(Dataset listings of figures)
┌──
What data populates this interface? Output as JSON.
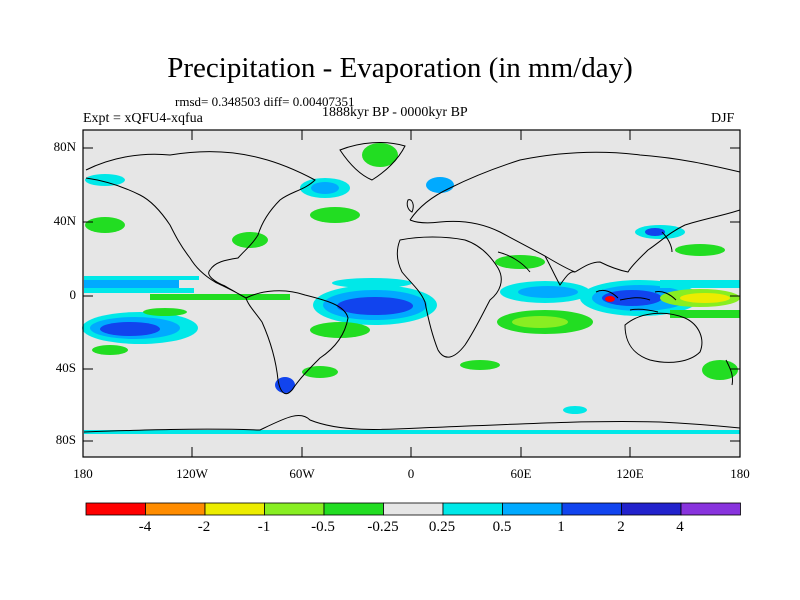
{
  "title": "Precipitation - Evaporation (in mm/day)",
  "stats": "rmsd= 0.348503 diff= 0.00407351",
  "period": "1888kyr BP - 0000kyr BP",
  "expt": "Expt = xQFU4-xqfua",
  "season": "DJF",
  "lat_ticks": [
    "80N",
    "40N",
    "0",
    "40S",
    "80S"
  ],
  "lon_ticks": [
    "180",
    "120W",
    "60W",
    "0",
    "60E",
    "120E",
    "180"
  ],
  "colorbar": {
    "labels": [
      "-4",
      "-2",
      "-1",
      "-0.5",
      "-0.25",
      "0.25",
      "0.5",
      "1",
      "2",
      "4"
    ],
    "colors": [
      "#ff0000",
      "#ff8c00",
      "#ecec00",
      "#88ee22",
      "#22dd22",
      "#e6e6e6",
      "#00e8e8",
      "#00aaff",
      "#1144ee",
      "#2222cc",
      "#8833dd"
    ]
  },
  "colors": {
    "land_sea_background": "#e6e6e6",
    "coastline": "#000000"
  }
}
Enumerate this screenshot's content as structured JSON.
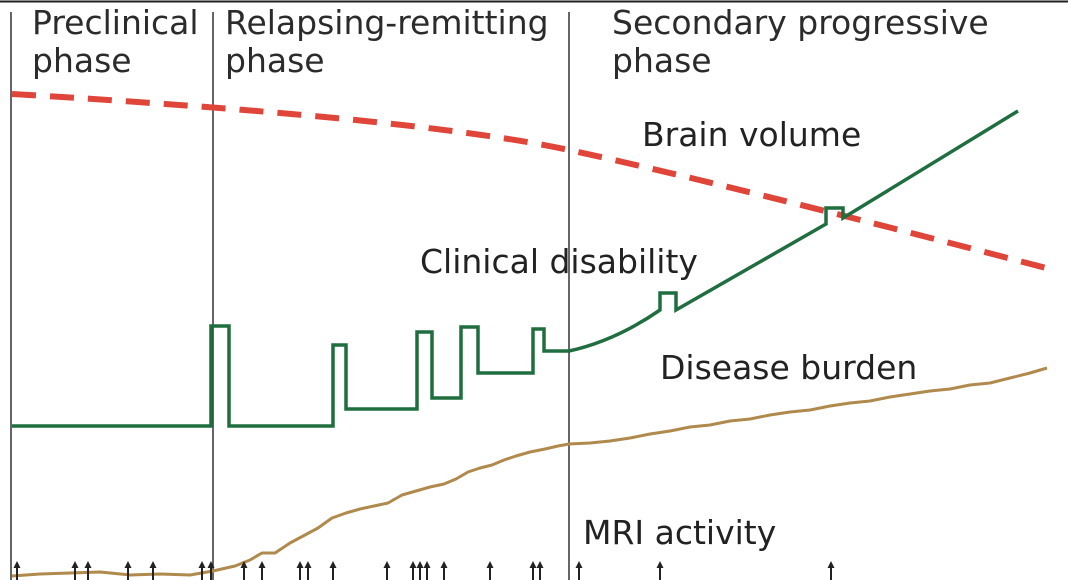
{
  "phases": [
    {
      "line1": "Preclinical",
      "line2": "phase"
    },
    {
      "line1": "Relapsing-remitting",
      "line2": "phase"
    },
    {
      "line1": "Secondary progressive",
      "line2": "phase"
    }
  ],
  "curves": {
    "brain_volume": {
      "label": "Brain volume",
      "color": "#e0453a"
    },
    "clinical_disability": {
      "label": "Clinical disability",
      "color": "#1f6e3f"
    },
    "disease_burden": {
      "label": "Disease burden",
      "color": "#b08a4c"
    },
    "mri_activity": {
      "label": "MRI activity",
      "color": "#222222"
    }
  }
}
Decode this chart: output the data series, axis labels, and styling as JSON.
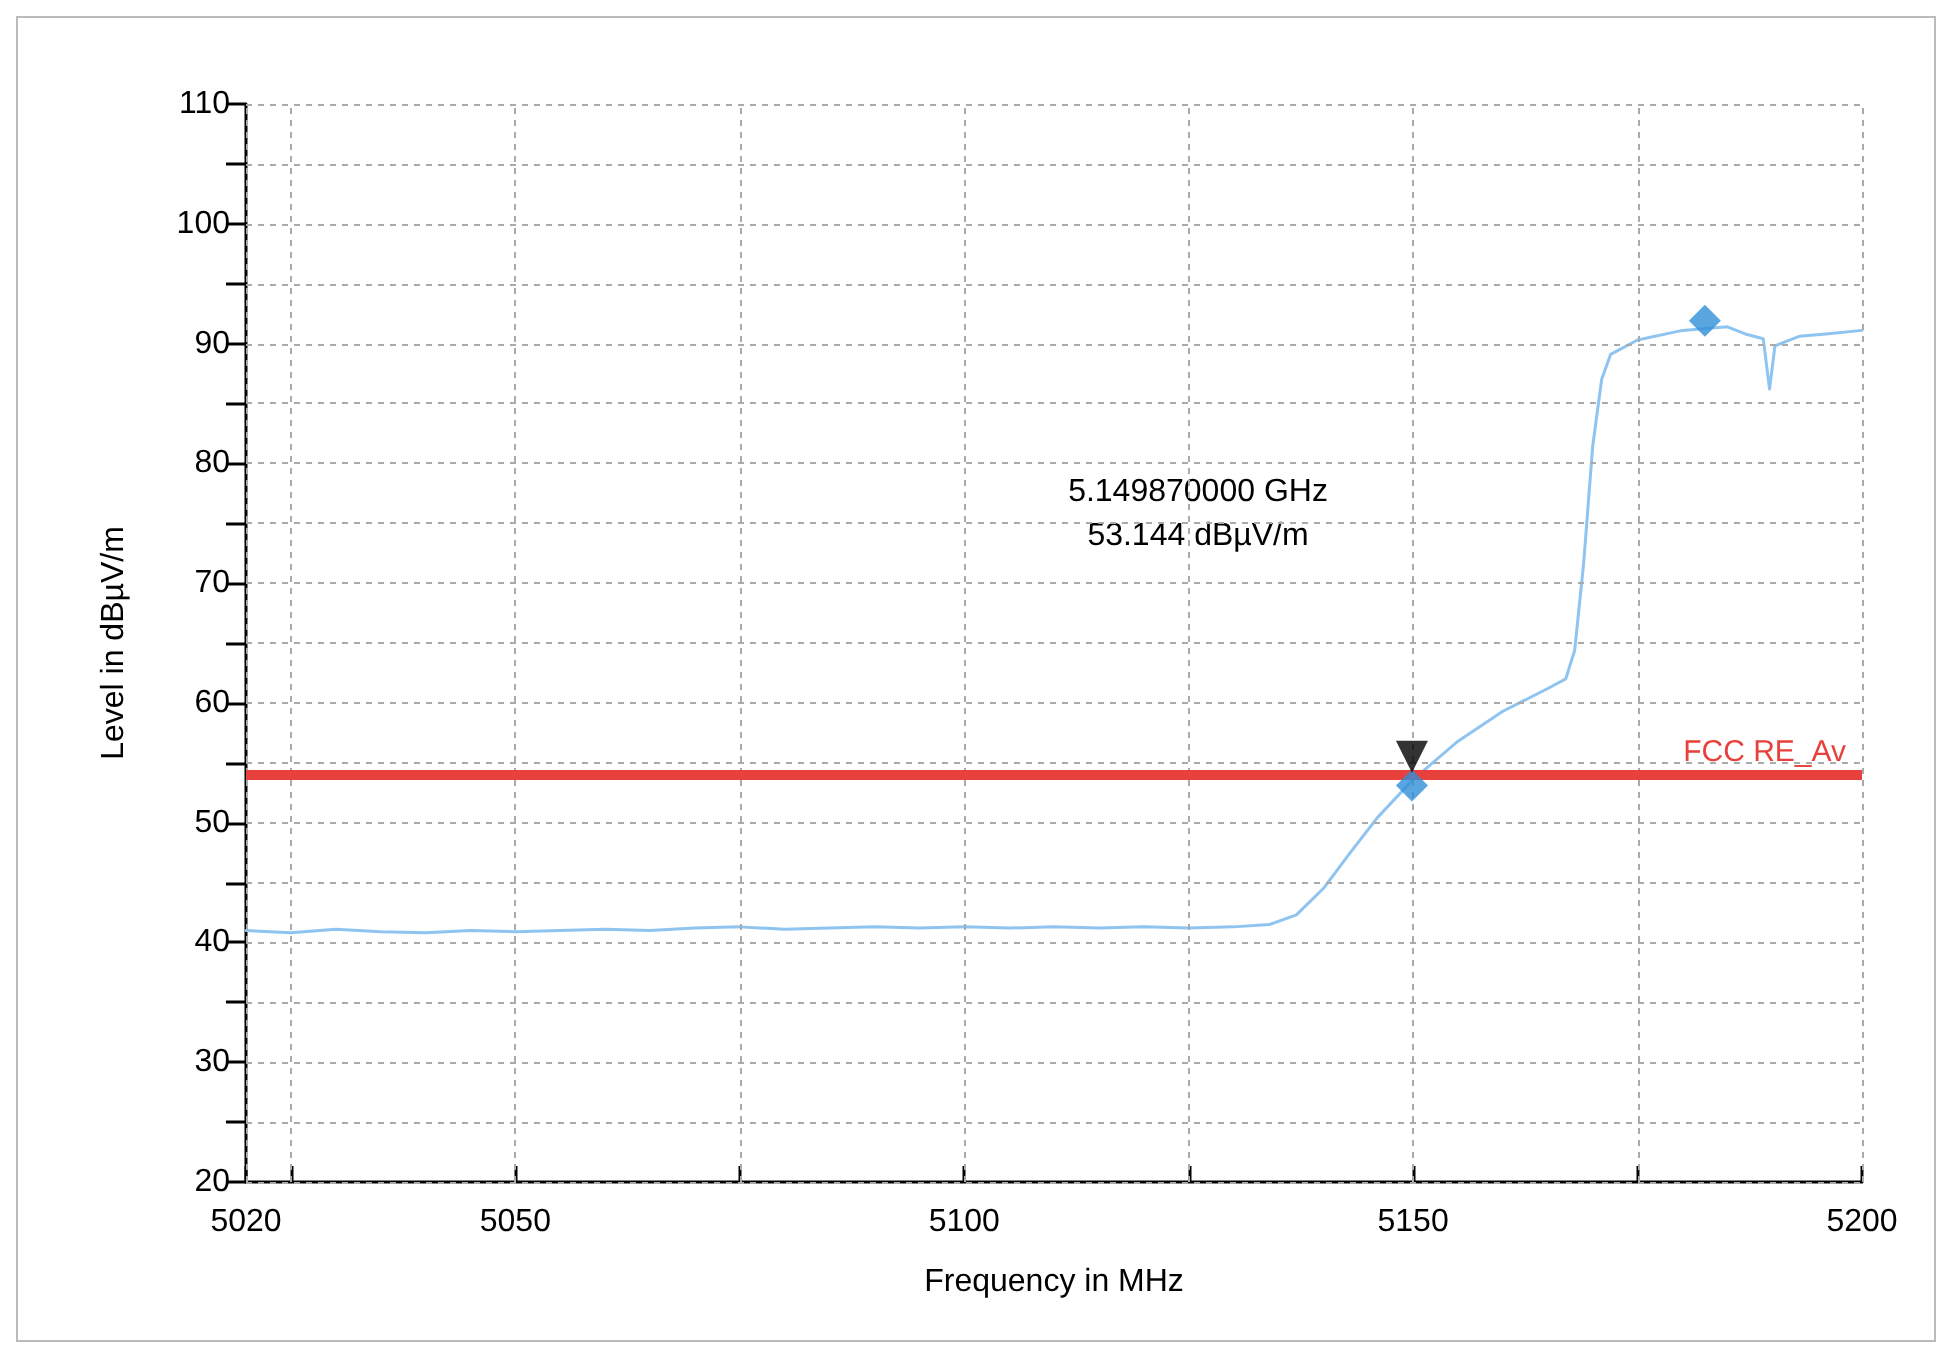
{
  "chart_data": {
    "type": "line",
    "xlabel": "Frequency in MHz",
    "ylabel": "Level in dBµV/m",
    "xlim": [
      5020,
      5200
    ],
    "xticks": [
      5020,
      {
        "value": 5025,
        "label": null
      },
      5050,
      {
        "value": 5075,
        "label": null
      },
      5100,
      {
        "value": 5125,
        "label": null
      },
      5150,
      {
        "value": 5175,
        "label": null
      },
      5200
    ],
    "ylim": [
      20,
      110
    ],
    "yticks": [
      20,
      {
        "value": 25,
        "label": null
      },
      30,
      {
        "value": 35,
        "label": null
      },
      40,
      {
        "value": 45,
        "label": null
      },
      50,
      {
        "value": 55,
        "label": null
      },
      60,
      {
        "value": 65,
        "label": null
      },
      70,
      {
        "value": 75,
        "label": null
      },
      80,
      {
        "value": 85,
        "label": null
      },
      90,
      {
        "value": 95,
        "label": null
      },
      100,
      {
        "value": 105,
        "label": null
      },
      110
    ],
    "grid": true,
    "series": [
      {
        "color": "#8fc4f0",
        "line_style": "solid",
        "marker": "none",
        "x": [
          5020,
          5025,
          5030,
          5035,
          5040,
          5045,
          5050,
          5055,
          5060,
          5065,
          5070,
          5075,
          5080,
          5085,
          5090,
          5095,
          5100,
          5105,
          5110,
          5115,
          5120,
          5125,
          5130,
          5134,
          5137,
          5140,
          5143,
          5146,
          5150,
          5155,
          5160,
          5165,
          5167,
          5168,
          5169,
          5170,
          5171,
          5172,
          5175,
          5180,
          5185,
          5187,
          5189,
          5189.7,
          5190.3,
          5193,
          5196,
          5200
        ],
        "values": [
          41.0,
          40.8,
          41.1,
          40.9,
          40.8,
          41.0,
          40.9,
          41.0,
          41.1,
          41.0,
          41.2,
          41.3,
          41.1,
          41.2,
          41.3,
          41.2,
          41.3,
          41.2,
          41.3,
          41.2,
          41.3,
          41.2,
          41.3,
          41.5,
          42.3,
          44.5,
          47.5,
          50.4,
          53.6,
          56.8,
          59.3,
          61.2,
          62.0,
          64.4,
          71.7,
          81.4,
          87.0,
          89.1,
          90.3,
          91.1,
          91.4,
          90.8,
          90.4,
          86.2,
          89.8,
          90.6,
          90.8,
          91.1
        ]
      },
      {
        "type": "scatter",
        "color": "#2f8fd8",
        "marker": "diamond",
        "x": [
          5149.87,
          5182.5
        ],
        "values": [
          53.1,
          91.9
        ]
      },
      {
        "type": "scatter",
        "color": "#000000",
        "marker": "triangle",
        "x": [
          5149.87
        ],
        "values": [
          55.5
        ]
      }
    ],
    "ref_lines": [
      {
        "axis": "y",
        "value": 54,
        "label": "FCC RE_Av",
        "color": "#e8403a",
        "line_style": "solid"
      }
    ],
    "annotations": [
      "5.149870000 GHz\n53.144 dBµV/m"
    ]
  }
}
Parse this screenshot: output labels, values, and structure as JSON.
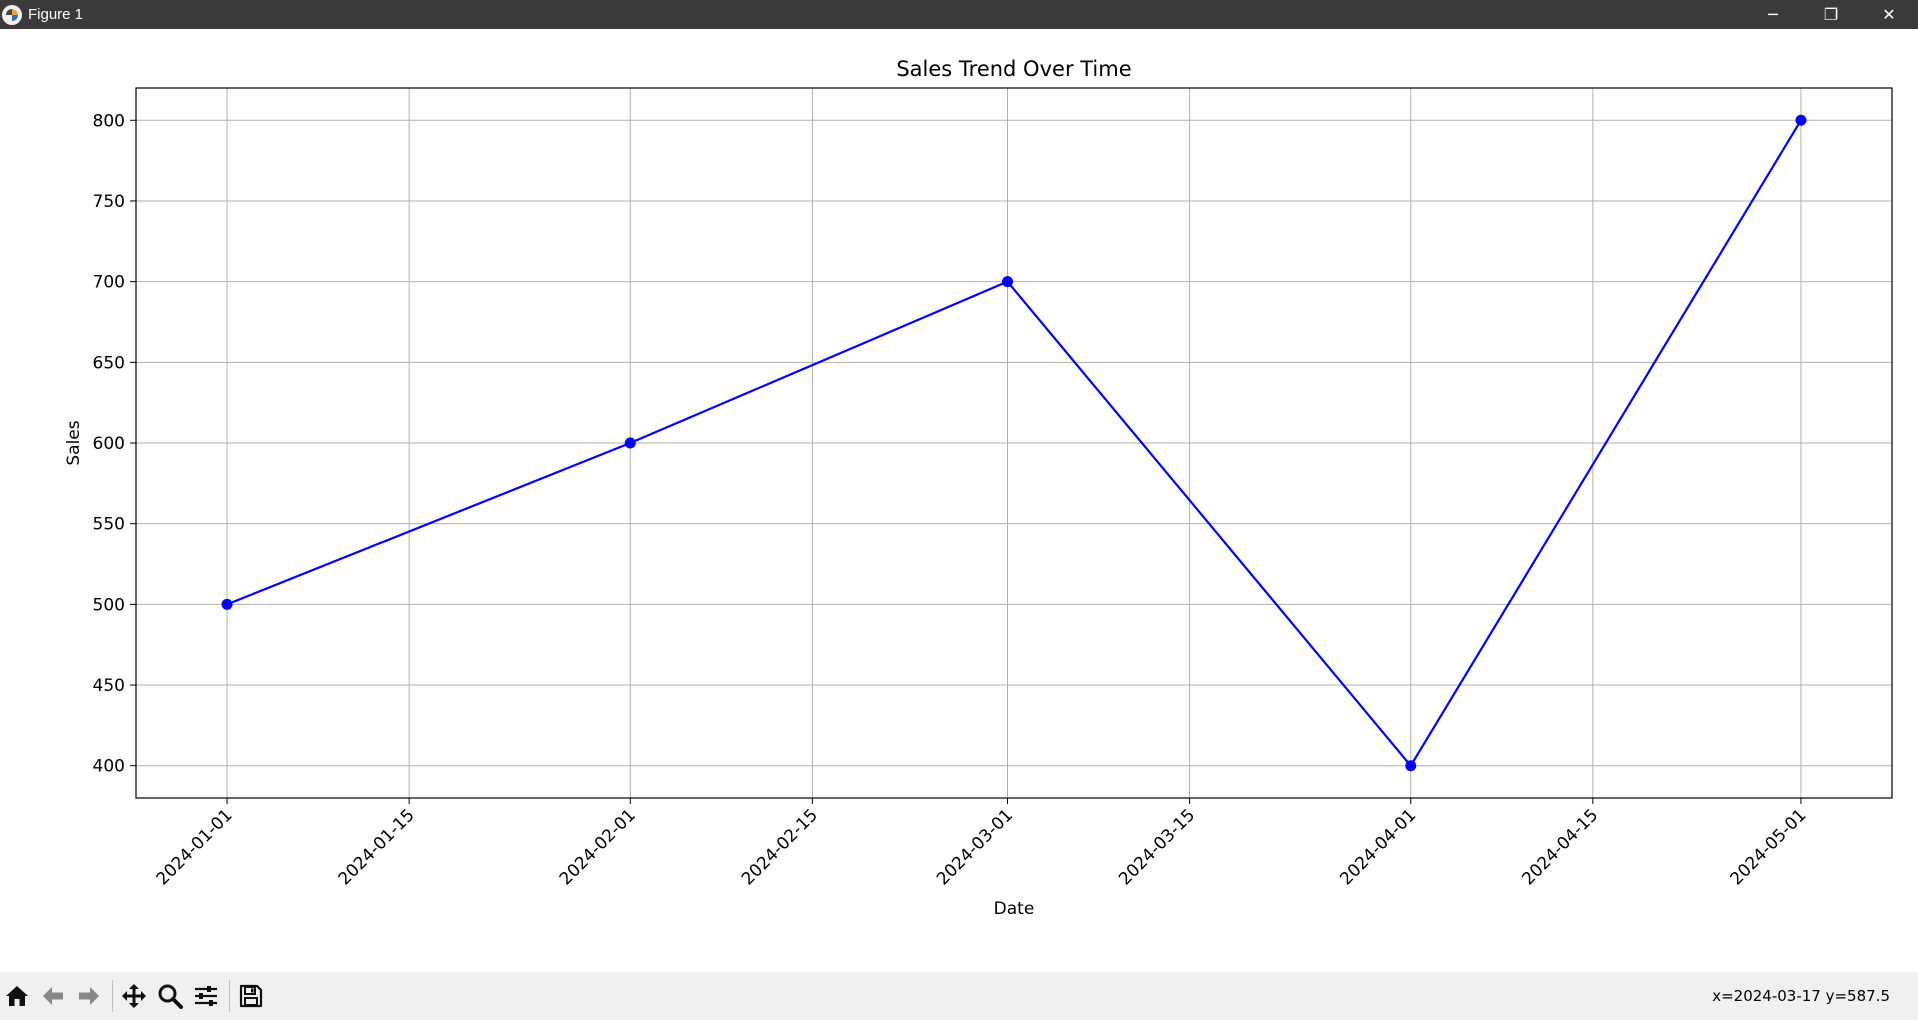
{
  "window": {
    "title": "Figure 1",
    "minimize": "─",
    "maximize": "❐",
    "close": "✕"
  },
  "chart_data": {
    "type": "line",
    "title": "Sales Trend Over Time",
    "xlabel": "Date",
    "ylabel": "Sales",
    "x": [
      "2024-01-01",
      "2024-02-01",
      "2024-03-01",
      "2024-04-01",
      "2024-05-01"
    ],
    "series": [
      {
        "values": [
          500,
          600,
          700,
          400,
          800
        ],
        "color": "#0000ff",
        "marker": "circle"
      }
    ],
    "x_ticks": [
      "2024-01-01",
      "2024-01-15",
      "2024-02-01",
      "2024-02-15",
      "2024-03-01",
      "2024-03-15",
      "2024-04-01",
      "2024-04-15",
      "2024-05-01"
    ],
    "y_ticks": [
      400,
      450,
      500,
      550,
      600,
      650,
      700,
      750,
      800
    ],
    "xlim": [
      "2023-12-25",
      "2024-05-08"
    ],
    "ylim": [
      380,
      820
    ],
    "grid": true
  },
  "toolbar": {
    "tools": [
      {
        "name": "home-icon"
      },
      {
        "name": "back-icon"
      },
      {
        "name": "forward-icon"
      },
      {
        "name": "pan-icon"
      },
      {
        "name": "zoom-icon"
      },
      {
        "name": "configure-subplots-icon"
      },
      {
        "name": "save-icon"
      }
    ],
    "coords": "x=2024-03-17 y=587.5"
  }
}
└──
» **Aim of the exercise**:
Without including any pictures, print each record exactly.

» **Solution**:
What data populates this interface? Output as JSON.
{
  "title": "Precipitation - Evaporation (in mm/day)",
  "stats": "rmsd= 0.348503 diff= 0.00407351",
  "period": "1888kyr BP - 0000kyr BP",
  "expt": "Expt = xQFU4-xqfua",
  "season": "DJF",
  "lat_ticks": [
    "80N",
    "40N",
    "0",
    "40S",
    "80S"
  ],
  "lon_ticks": [
    "180",
    "120W",
    "60W",
    "0",
    "60E",
    "120E",
    "180"
  ],
  "colorbar": {
    "labels": [
      "-4",
      "-2",
      "-1",
      "-0.5",
      "-0.25",
      "0.25",
      "0.5",
      "1",
      "2",
      "4"
    ],
    "colors": [
      "#ff0000",
      "#ff8c00",
      "#ecec00",
      "#88ee22",
      "#22dd22",
      "#e6e6e6",
      "#00e8e8",
      "#00aaff",
      "#1144ee",
      "#2222cc",
      "#8833dd"
    ]
  },
  "colors": {
    "land_sea_background": "#e6e6e6",
    "coastline": "#000000"
  }
}
Enumerate this screenshot's content as structured JSON.
{
  "phases": [
    {
      "line1": "Preclinical",
      "line2": "phase"
    },
    {
      "line1": "Relapsing-remitting",
      "line2": "phase"
    },
    {
      "line1": "Secondary progressive",
      "line2": "phase"
    }
  ],
  "curves": {
    "brain_volume": {
      "label": "Brain volume",
      "color": "#e0453a"
    },
    "clinical_disability": {
      "label": "Clinical disability",
      "color": "#1f6e3f"
    },
    "disease_burden": {
      "label": "Disease burden",
      "color": "#b08a4c"
    },
    "mri_activity": {
      "label": "MRI activity",
      "color": "#222222"
    }
  }
}
Decode this chart: output the data series, axis labels, and styling as JSON.
{
  "chart_data": {
    "type": "line",
    "xlabel": "Frequency in MHz",
    "ylabel": "Level in dBµV/m",
    "xlim": [
      5020,
      5200
    ],
    "xticks": [
      5020,
      {
        "value": 5025,
        "label": null
      },
      5050,
      {
        "value": 5075,
        "label": null
      },
      5100,
      {
        "value": 5125,
        "label": null
      },
      5150,
      {
        "value": 5175,
        "label": null
      },
      5200
    ],
    "ylim": [
      20,
      110
    ],
    "yticks": [
      20,
      {
        "value": 25,
        "label": null
      },
      30,
      {
        "value": 35,
        "label": null
      },
      40,
      {
        "value": 45,
        "label": null
      },
      50,
      {
        "value": 55,
        "label": null
      },
      60,
      {
        "value": 65,
        "label": null
      },
      70,
      {
        "value": 75,
        "label": null
      },
      80,
      {
        "value": 85,
        "label": null
      },
      90,
      {
        "value": 95,
        "label": null
      },
      100,
      {
        "value": 105,
        "label": null
      },
      110
    ],
    "grid": true,
    "series": [
      {
        "color": "#8fc4f0",
        "line_style": "solid",
        "marker": "none",
        "x": [
          5020,
          5025,
          5030,
          5035,
          5040,
          5045,
          5050,
          5055,
          5060,
          5065,
          5070,
          5075,
          5080,
          5085,
          5090,
          5095,
          5100,
          5105,
          5110,
          5115,
          5120,
          5125,
          5130,
          5134,
          5137,
          5140,
          5143,
          5146,
          5150,
          5155,
          5160,
          5165,
          5167,
          5168,
          5169,
          5170,
          5171,
          5172,
          5175,
          5180,
          5185,
          5187,
          5189,
          5189.7,
          5190.3,
          5193,
          5196,
          5200
        ],
        "values": [
          41.0,
          40.8,
          41.1,
          40.9,
          40.8,
          41.0,
          40.9,
          41.0,
          41.1,
          41.0,
          41.2,
          41.3,
          41.1,
          41.2,
          41.3,
          41.2,
          41.3,
          41.2,
          41.3,
          41.2,
          41.3,
          41.2,
          41.3,
          41.5,
          42.3,
          44.5,
          47.5,
          50.4,
          53.6,
          56.8,
          59.3,
          61.2,
          62.0,
          64.4,
          71.7,
          81.4,
          87.0,
          89.1,
          90.3,
          91.1,
          91.4,
          90.8,
          90.4,
          86.2,
          89.8,
          90.6,
          90.8,
          91.1
        ]
      },
      {
        "type": "scatter",
        "color": "#2f8fd8",
        "marker": "diamond",
        "x": [
          5149.87,
          5182.5
        ],
        "values": [
          53.1,
          91.9
        ]
      },
      {
        "type": "scatter",
        "color": "#000000",
        "marker": "triangle",
        "x": [
          5149.87
        ],
        "values": [
          55.5
        ]
      }
    ],
    "ref_lines": [
      {
        "axis": "y",
        "value": 54,
        "label": "FCC RE_Av",
        "color": "#e8403a",
        "line_style": "solid"
      }
    ],
    "annotations": [
      "5.149870000 GHz\n53.144 dBµV/m"
    ]
  }
}
Parse this screenshot: output labels, values, and structure as JSON.
{
  "window": {
    "title": "Figure 1",
    "minimize": "─",
    "maximize": "❐",
    "close": "✕"
  },
  "chart_data": {
    "type": "line",
    "title": "Sales Trend Over Time",
    "xlabel": "Date",
    "ylabel": "Sales",
    "x": [
      "2024-01-01",
      "2024-02-01",
      "2024-03-01",
      "2024-04-01",
      "2024-05-01"
    ],
    "series": [
      {
        "values": [
          500,
          600,
          700,
          400,
          800
        ],
        "color": "#0000ff",
        "marker": "circle"
      }
    ],
    "x_ticks": [
      "2024-01-01",
      "2024-01-15",
      "2024-02-01",
      "2024-02-15",
      "2024-03-01",
      "2024-03-15",
      "2024-04-01",
      "2024-04-15",
      "2024-05-01"
    ],
    "y_ticks": [
      400,
      450,
      500,
      550,
      600,
      650,
      700,
      750,
      800
    ],
    "xlim": [
      "2023-12-25",
      "2024-05-08"
    ],
    "ylim": [
      380,
      820
    ],
    "grid": true
  },
  "toolbar": {
    "tools": [
      {
        "name": "home-icon"
      },
      {
        "name": "back-icon"
      },
      {
        "name": "forward-icon"
      },
      {
        "name": "pan-icon"
      },
      {
        "name": "zoom-icon"
      },
      {
        "name": "configure-subplots-icon"
      },
      {
        "name": "save-icon"
      }
    ],
    "coords": "x=2024-03-17 y=587.5"
  }
}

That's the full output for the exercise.